EXCERPTED PASSAGE:

++++++++

Cambodia, Malaysia legislators one with PH solons vs death penalty
Members of the parliament from Cambodia and Malaysia expressed alarm at the moves in the Philippines to restore the death penalty, calling their Asean neighbor their model in the fight to respect life.
Kasthuri Patto from Malaysia and Mu Sochua from Cambodia on Wednesday attended the “Legislators for Life” forum to express solidarity with Philippine opposition lawmakers in the fight against the reimposition of capital punishment.
In a press conference after the dialogue, the members of the parliament shared the experience of their countries, one of which has a violent history of state-sponsored killings and genocide.
Sochua, whose parents were killed during the genocide perpetrated by the Khmer Rouge, urged the Philippines to learn from the Cambodian experience and instead look for restorative ways to solve criminality.

++++++++

MATERIAL SUPPLIED:
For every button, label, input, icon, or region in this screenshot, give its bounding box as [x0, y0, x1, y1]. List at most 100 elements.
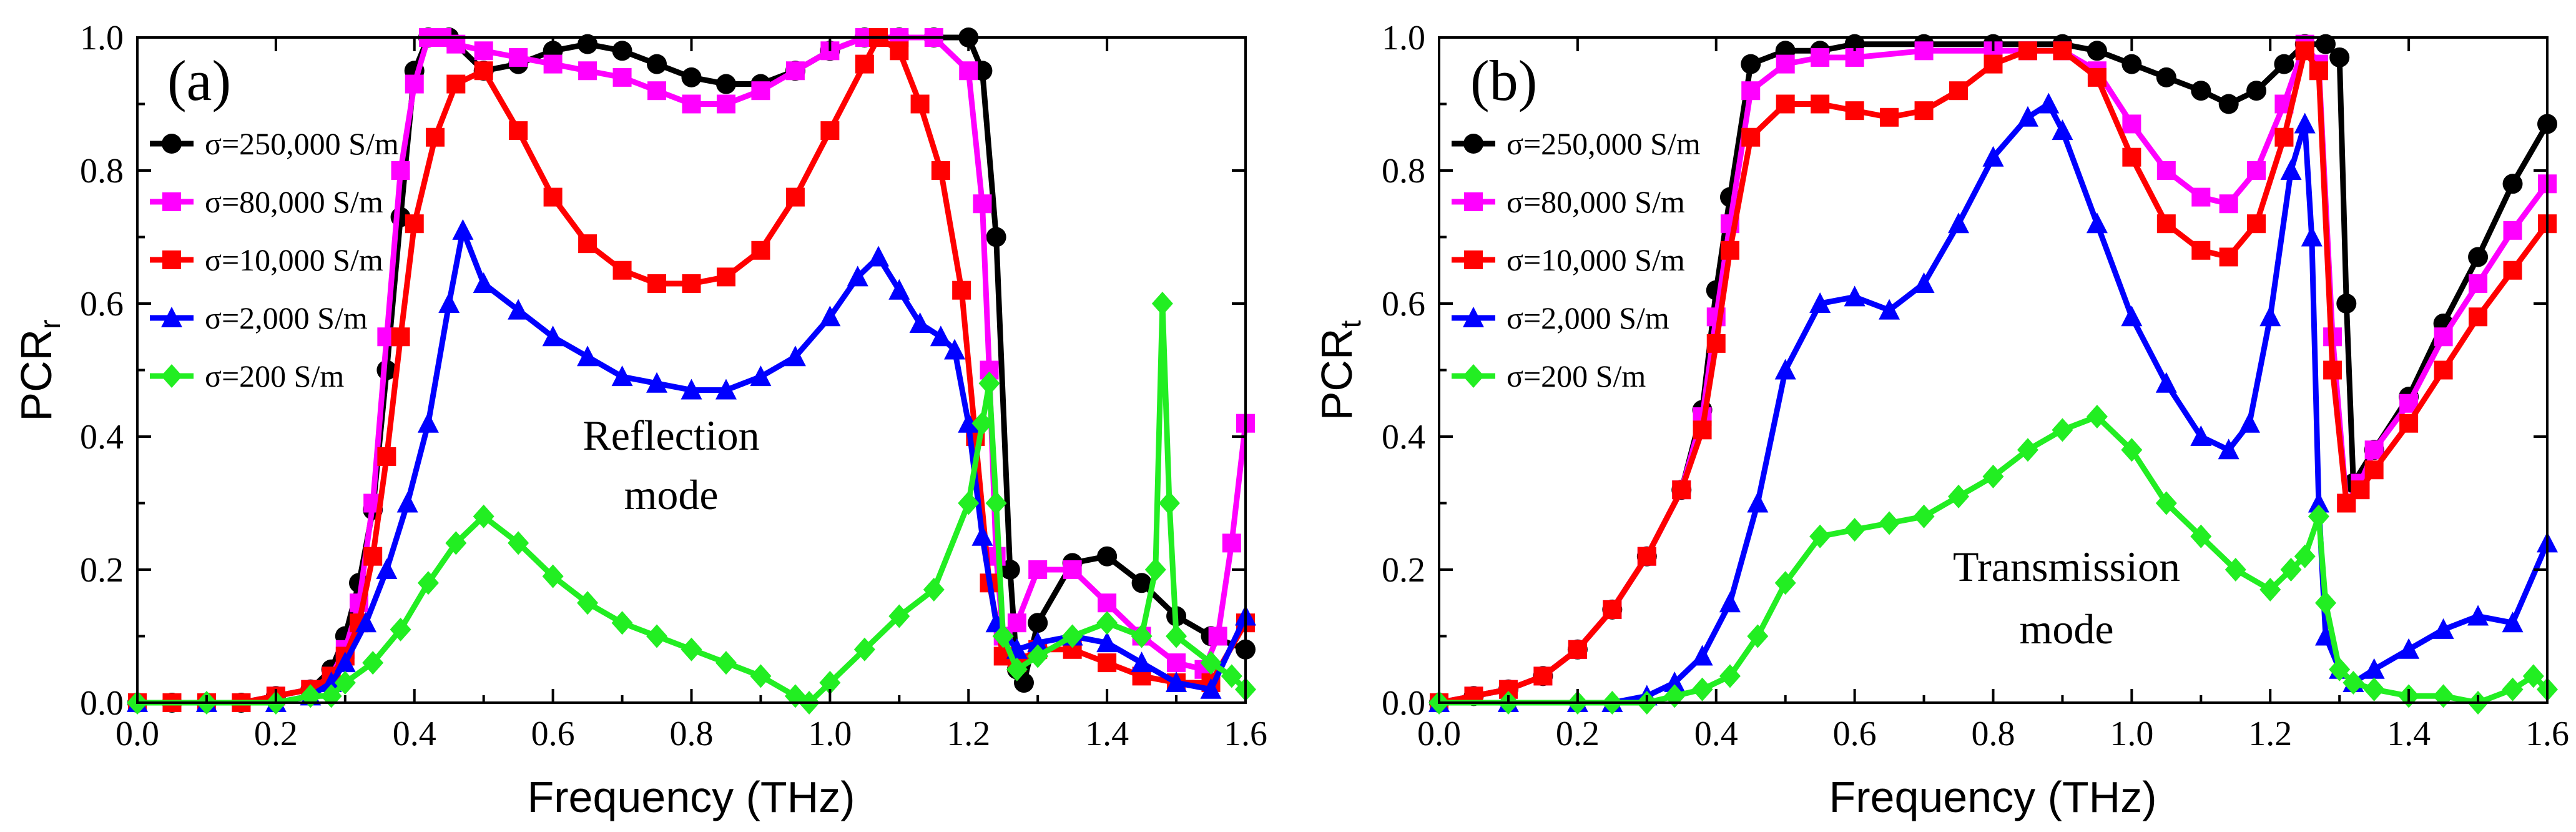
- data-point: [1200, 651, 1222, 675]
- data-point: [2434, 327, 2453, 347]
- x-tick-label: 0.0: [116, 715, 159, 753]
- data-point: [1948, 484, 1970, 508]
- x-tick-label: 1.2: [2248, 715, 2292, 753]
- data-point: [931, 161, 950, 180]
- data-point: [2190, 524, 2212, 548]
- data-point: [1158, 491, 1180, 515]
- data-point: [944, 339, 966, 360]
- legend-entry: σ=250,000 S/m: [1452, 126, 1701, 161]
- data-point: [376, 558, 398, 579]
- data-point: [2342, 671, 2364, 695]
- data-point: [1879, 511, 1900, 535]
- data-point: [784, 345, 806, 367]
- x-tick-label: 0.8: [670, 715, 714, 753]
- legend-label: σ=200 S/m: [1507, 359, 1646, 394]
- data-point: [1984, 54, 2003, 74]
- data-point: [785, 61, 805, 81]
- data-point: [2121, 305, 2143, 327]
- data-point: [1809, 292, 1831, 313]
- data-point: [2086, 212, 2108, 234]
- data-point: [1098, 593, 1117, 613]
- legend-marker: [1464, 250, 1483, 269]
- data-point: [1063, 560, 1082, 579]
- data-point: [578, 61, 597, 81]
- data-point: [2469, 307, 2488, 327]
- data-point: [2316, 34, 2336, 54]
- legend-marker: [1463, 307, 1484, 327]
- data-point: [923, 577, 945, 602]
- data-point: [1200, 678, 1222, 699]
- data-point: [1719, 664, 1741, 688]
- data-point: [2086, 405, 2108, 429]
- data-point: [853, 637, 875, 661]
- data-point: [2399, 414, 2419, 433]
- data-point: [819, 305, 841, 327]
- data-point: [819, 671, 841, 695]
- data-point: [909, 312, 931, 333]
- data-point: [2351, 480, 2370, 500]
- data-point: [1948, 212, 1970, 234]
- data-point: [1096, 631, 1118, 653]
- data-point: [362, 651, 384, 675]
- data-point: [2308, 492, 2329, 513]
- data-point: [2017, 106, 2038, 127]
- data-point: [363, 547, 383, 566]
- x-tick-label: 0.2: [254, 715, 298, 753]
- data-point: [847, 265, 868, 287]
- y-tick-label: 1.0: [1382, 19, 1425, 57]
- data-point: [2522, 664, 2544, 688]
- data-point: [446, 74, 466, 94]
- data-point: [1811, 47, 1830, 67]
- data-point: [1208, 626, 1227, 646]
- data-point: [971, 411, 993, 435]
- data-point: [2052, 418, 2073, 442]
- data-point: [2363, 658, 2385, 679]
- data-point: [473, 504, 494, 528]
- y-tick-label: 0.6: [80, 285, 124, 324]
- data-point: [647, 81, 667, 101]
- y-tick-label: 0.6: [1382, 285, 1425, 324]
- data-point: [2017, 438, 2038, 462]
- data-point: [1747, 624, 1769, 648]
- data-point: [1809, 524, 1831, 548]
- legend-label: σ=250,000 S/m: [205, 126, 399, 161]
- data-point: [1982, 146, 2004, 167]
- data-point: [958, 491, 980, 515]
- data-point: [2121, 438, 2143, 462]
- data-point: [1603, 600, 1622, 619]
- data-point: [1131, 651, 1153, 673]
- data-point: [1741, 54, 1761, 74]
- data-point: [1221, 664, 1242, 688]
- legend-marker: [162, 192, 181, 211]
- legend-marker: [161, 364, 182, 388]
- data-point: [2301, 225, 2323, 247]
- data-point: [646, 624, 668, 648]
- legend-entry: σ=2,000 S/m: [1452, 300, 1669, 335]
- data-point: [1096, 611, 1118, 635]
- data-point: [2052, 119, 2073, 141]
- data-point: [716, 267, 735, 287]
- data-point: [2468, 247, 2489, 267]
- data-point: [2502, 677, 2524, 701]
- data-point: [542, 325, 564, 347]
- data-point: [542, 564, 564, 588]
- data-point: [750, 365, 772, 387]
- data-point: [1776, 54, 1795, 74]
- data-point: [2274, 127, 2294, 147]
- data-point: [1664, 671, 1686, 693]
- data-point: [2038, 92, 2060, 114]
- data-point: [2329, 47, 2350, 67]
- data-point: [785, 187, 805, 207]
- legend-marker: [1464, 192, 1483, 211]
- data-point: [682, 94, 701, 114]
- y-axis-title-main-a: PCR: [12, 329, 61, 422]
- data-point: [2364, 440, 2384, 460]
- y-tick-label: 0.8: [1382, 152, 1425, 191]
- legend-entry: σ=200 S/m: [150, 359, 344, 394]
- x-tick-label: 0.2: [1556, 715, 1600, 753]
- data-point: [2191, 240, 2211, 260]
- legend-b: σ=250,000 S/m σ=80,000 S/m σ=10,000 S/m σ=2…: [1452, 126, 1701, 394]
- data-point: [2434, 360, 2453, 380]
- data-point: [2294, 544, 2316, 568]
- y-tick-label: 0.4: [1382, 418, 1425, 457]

++++++++

EXERCISE TASK A: Duplicate the passage of the article on the death penalty from "In a press conference" up to and including "killings and genocide.".
EXERCISE TASK B: Set down the lines of the entries from the line with "- data-point: [1200, 651, 1222, 675]" up to and including the line with "- data-point: [376, 558, 398, 579]", word for word.

FINAL RESULT A:
In a press conference after the dialogue, the members of the parliament shared the experience of their countries, one of which has a violent history of state-sponsored killings and genocide.

FINAL RESULT B:
- data-point: [1200, 651, 1222, 675]
- data-point: [2434, 327, 2453, 347]
- x-tick-label: 0.0: [116, 715, 159, 753]
- data-point: [1948, 484, 1970, 508]
- x-tick-label: 1.2: [2248, 715, 2292, 753]
- data-point: [931, 161, 950, 180]
- data-point: [2190, 524, 2212, 548]
- data-point: [1158, 491, 1180, 515]
- data-point: [944, 339, 966, 360]
- legend-entry: σ=250,000 S/m: [1452, 126, 1701, 161]
- data-point: [376, 558, 398, 579]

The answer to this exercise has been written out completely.